**WRITTEN INSTRUCTION**
Reproduce every record exactly as it appears, but not the pictures.

Dataset records
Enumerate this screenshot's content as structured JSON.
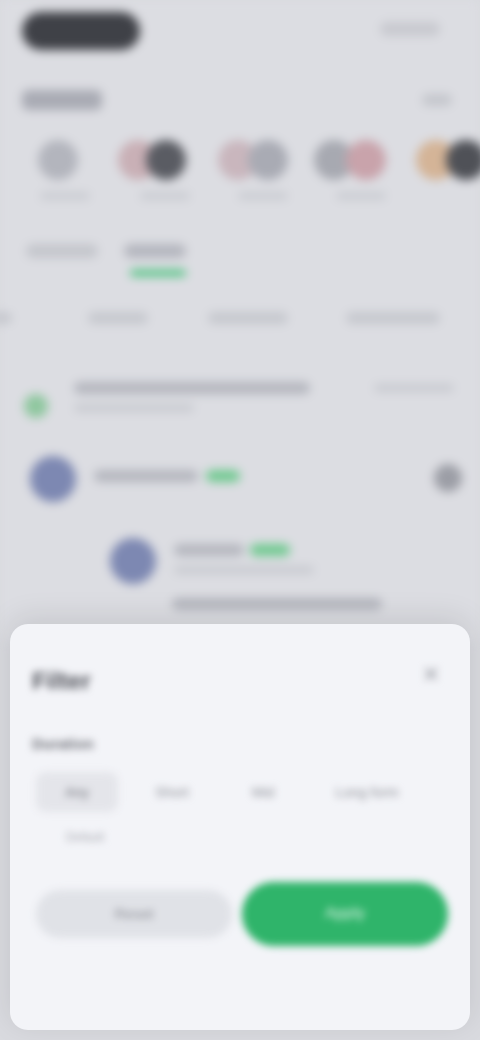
{
  "sheet": {
    "title": "Filter",
    "close_icon": "close-icon",
    "section_label": "Duration",
    "options": [
      "Any",
      "Short",
      "Mid",
      "Long form"
    ],
    "selected_option_sub": "Default",
    "reset_label": "Reset",
    "apply_label": "Apply"
  },
  "colors": {
    "accent": "#2fb46a",
    "sheet_bg": "#f3f4f8",
    "backdrop": "#dcdde2"
  }
}
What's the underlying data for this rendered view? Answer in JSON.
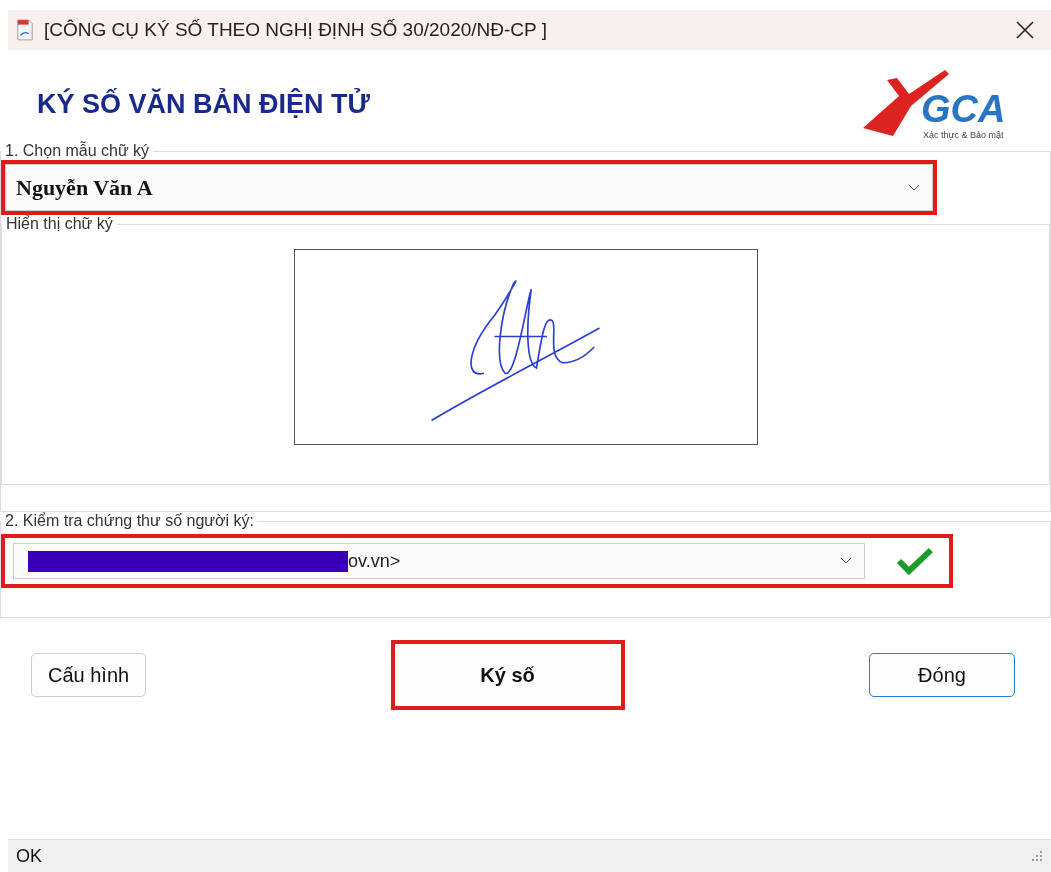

**TASK RESPONSE**
Enumerate this screenshot's content as structured JSON.
{
  "sheet": {
    "title": "Filter",
    "close_icon": "close-icon",
    "section_label": "Duration",
    "options": [
      "Any",
      "Short",
      "Mid",
      "Long form"
    ],
    "selected_option_sub": "Default",
    "reset_label": "Reset",
    "apply_label": "Apply"
  },
  "colors": {
    "accent": "#2fb46a",
    "sheet_bg": "#f3f4f8",
    "backdrop": "#dcdde2"
  }
}
What's the underlying data for this rendered view? Answer in JSON.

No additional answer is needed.